-- Start --

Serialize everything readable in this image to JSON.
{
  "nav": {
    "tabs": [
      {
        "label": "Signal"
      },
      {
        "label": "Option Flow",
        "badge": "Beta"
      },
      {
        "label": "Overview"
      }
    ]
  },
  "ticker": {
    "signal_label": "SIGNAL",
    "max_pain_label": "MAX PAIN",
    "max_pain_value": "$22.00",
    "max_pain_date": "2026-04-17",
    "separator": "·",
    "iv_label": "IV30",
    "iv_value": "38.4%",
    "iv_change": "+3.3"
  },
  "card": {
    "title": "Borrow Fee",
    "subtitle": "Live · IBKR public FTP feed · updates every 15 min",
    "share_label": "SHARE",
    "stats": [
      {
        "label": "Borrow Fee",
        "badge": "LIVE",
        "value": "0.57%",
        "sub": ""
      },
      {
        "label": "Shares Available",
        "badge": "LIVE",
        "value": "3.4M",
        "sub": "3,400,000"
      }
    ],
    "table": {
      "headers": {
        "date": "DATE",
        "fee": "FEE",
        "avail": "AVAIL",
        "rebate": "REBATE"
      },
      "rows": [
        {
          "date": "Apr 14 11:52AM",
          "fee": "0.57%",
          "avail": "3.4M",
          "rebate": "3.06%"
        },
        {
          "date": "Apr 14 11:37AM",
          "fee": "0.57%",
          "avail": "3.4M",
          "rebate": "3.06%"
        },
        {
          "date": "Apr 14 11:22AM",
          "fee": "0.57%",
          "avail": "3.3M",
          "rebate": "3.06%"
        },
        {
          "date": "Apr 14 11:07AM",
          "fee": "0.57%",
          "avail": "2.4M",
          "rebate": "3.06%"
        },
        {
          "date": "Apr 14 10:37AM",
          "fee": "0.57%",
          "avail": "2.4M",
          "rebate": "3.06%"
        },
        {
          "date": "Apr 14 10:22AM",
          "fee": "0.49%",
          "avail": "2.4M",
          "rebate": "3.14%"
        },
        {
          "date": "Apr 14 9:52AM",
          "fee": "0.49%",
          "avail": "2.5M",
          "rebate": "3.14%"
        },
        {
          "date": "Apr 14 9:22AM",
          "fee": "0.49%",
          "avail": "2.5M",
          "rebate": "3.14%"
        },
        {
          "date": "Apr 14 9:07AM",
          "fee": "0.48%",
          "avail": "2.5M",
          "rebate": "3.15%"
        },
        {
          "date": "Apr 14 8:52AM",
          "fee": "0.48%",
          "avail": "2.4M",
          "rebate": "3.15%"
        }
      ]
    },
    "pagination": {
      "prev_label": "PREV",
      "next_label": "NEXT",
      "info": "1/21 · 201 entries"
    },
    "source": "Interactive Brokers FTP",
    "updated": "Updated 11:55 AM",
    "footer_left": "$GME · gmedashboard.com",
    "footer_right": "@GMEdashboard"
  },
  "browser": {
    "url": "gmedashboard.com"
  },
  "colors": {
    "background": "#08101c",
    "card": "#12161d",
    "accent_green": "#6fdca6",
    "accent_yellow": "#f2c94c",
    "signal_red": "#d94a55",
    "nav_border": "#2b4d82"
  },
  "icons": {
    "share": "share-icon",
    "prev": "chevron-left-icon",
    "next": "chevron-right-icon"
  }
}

-- End --

## The exercise
Set down every record above exactly as given.

## Response for this exercise
Serialize everything readable in this image to JSON.
{
  "nav": {
    "tabs": [
      {
        "label": "Signal"
      },
      {
        "label": "Option Flow",
        "badge": "Beta"
      },
      {
        "label": "Overview"
      }
    ]
  },
  "ticker": {
    "signal_label": "SIGNAL",
    "max_pain_label": "MAX PAIN",
    "max_pain_value": "$22.00",
    "max_pain_date": "2026-04-17",
    "separator": "·",
    "iv_label": "IV30",
    "iv_value": "38.4%",
    "iv_change": "+3.3"
  },
  "card": {
    "title": "Borrow Fee",
    "subtitle": "Live · IBKR public FTP feed · updates every 15 min",
    "share_label": "SHARE",
    "stats": [
      {
        "label": "Borrow Fee",
        "badge": "LIVE",
        "value": "0.57%",
        "sub": ""
      },
      {
        "label": "Shares Available",
        "badge": "LIVE",
        "value": "3.4M",
        "sub": "3,400,000"
      }
    ],
    "table": {
      "headers": {
        "date": "DATE",
        "fee": "FEE",
        "avail": "AVAIL",
        "rebate": "REBATE"
      },
      "rows": [
        {
          "date": "Apr 14 11:52AM",
          "fee": "0.57%",
          "avail": "3.4M",
          "rebate": "3.06%"
        },
        {
          "date": "Apr 14 11:37AM",
          "fee": "0.57%",
          "avail": "3.4M",
          "rebate": "3.06%"
        },
        {
          "date": "Apr 14 11:22AM",
          "fee": "0.57%",
          "avail": "3.3M",
          "rebate": "3.06%"
        },
        {
          "date": "Apr 14 11:07AM",
          "fee": "0.57%",
          "avail": "2.4M",
          "rebate": "3.06%"
        },
        {
          "date": "Apr 14 10:37AM",
          "fee": "0.57%",
          "avail": "2.4M",
          "rebate": "3.06%"
        },
        {
          "date": "Apr 14 10:22AM",
          "fee": "0.49%",
          "avail": "2.4M",
          "rebate": "3.14%"
        },
        {
          "date": "Apr 14 9:52AM",
          "fee": "0.49%",
          "avail": "2.5M",
          "rebate": "3.14%"
        },
        {
          "date": "Apr 14 9:22AM",
          "fee": "0.49%",
          "avail": "2.5M",
          "rebate": "3.14%"
        },
        {
          "date": "Apr 14 9:07AM",
          "fee": "0.48%",
          "avail": "2.5M",
          "rebate": "3.15%"
        },
        {
          "date": "Apr 14 8:52AM",
          "fee": "0.48%",
          "avail": "2.4M",
          "rebate": "3.15%"
        }
      ]
    },
    "pagination": {
      "prev_label": "PREV",
      "next_label": "NEXT",
      "info": "1/21 · 201 entries"
    },
    "source": "Interactive Brokers FTP",
    "updated": "Updated 11:55 AM",
    "footer_left": "$GME · gmedashboard.com",
    "footer_right": "@GMEdashboard"
  },
  "browser": {
    "url": "gmedashboard.com"
  },
  "colors": {
    "background": "#08101c",
    "card": "#12161d",
    "accent_green": "#6fdca6",
    "accent_yellow": "#f2c94c",
    "signal_red": "#d94a55",
    "nav_border": "#2b4d82"
  },
  "icons": {
    "share": "share-icon",
    "prev": "chevron-left-icon",
    "next": "chevron-right-icon"
  }
}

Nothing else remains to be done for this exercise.